Records shown =>
/---
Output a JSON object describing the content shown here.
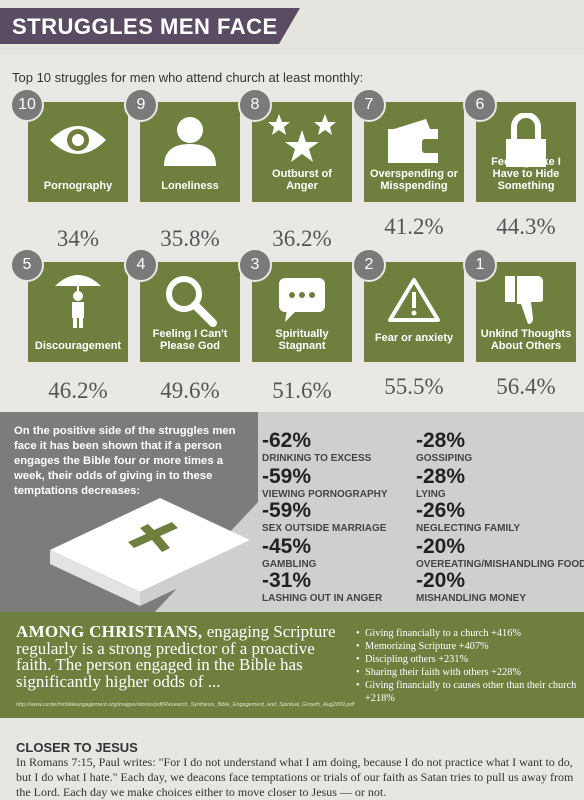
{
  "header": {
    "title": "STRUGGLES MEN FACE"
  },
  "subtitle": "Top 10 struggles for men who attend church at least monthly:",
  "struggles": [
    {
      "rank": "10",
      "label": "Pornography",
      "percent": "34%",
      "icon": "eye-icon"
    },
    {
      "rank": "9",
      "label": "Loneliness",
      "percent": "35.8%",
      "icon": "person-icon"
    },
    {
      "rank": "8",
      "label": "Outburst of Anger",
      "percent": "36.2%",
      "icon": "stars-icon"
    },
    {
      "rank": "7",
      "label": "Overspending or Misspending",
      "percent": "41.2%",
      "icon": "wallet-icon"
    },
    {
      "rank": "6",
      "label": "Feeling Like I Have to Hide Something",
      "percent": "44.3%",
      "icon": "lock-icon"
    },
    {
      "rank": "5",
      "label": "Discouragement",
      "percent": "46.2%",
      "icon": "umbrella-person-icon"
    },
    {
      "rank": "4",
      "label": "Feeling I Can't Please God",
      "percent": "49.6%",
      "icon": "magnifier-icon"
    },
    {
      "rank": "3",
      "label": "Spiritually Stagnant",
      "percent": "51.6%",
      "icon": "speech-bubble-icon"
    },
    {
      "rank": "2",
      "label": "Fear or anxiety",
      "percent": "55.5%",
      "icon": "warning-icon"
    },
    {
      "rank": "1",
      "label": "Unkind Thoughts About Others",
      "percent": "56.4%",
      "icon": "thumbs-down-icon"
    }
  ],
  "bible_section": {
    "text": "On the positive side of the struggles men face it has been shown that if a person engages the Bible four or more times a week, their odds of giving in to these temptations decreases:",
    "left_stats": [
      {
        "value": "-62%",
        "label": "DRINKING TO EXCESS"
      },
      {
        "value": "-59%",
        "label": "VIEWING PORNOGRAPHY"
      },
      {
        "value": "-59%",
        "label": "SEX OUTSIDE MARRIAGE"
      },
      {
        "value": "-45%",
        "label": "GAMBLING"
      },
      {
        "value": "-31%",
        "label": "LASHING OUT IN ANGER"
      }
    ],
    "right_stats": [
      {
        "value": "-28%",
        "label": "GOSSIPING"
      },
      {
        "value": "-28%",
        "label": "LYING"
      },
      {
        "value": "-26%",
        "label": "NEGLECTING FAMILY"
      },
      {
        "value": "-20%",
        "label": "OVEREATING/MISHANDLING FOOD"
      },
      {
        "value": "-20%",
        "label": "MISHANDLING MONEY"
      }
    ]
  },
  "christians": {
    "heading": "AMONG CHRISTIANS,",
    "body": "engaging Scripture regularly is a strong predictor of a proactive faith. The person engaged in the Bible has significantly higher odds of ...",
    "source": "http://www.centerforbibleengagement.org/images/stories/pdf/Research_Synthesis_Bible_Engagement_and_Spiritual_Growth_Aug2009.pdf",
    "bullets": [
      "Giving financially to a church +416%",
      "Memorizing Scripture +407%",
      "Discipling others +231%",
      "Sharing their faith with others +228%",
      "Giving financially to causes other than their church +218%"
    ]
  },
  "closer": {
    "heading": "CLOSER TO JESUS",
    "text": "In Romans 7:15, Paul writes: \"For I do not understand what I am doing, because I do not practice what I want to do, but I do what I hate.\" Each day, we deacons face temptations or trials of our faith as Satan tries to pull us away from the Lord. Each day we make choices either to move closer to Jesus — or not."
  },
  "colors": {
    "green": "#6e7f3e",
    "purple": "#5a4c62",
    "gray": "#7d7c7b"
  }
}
\---
/---
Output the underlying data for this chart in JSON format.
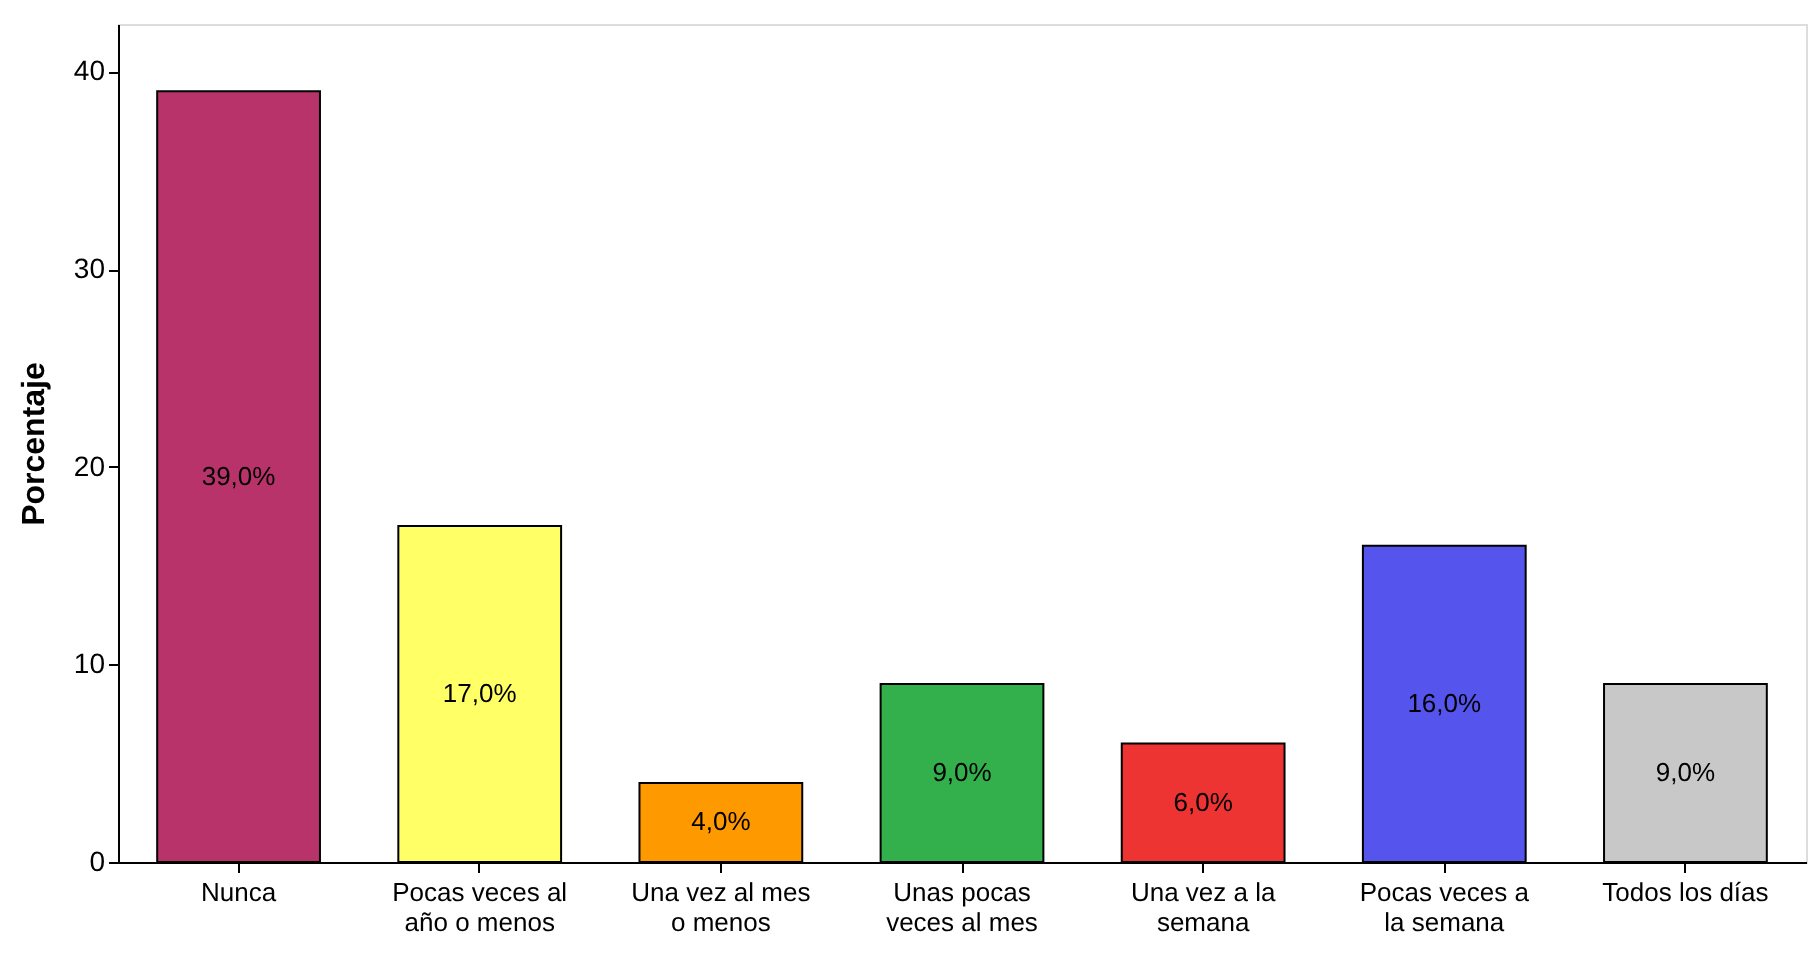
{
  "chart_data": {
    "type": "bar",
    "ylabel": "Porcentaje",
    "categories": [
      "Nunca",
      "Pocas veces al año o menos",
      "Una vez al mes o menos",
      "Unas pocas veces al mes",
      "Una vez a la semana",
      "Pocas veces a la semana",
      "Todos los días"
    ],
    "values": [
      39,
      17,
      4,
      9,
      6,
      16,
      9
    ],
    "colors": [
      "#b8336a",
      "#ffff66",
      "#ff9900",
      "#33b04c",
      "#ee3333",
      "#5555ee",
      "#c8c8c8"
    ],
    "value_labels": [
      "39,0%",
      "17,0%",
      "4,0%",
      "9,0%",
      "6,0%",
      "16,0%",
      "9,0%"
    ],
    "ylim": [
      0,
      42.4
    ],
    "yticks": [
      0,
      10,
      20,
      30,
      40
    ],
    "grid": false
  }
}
\---
Work instructions =>
Scan the material above. Return every line containing the string "menos".

Result of the task =>
      "Pocas veces al año o menos",
      "Una vez al mes o menos",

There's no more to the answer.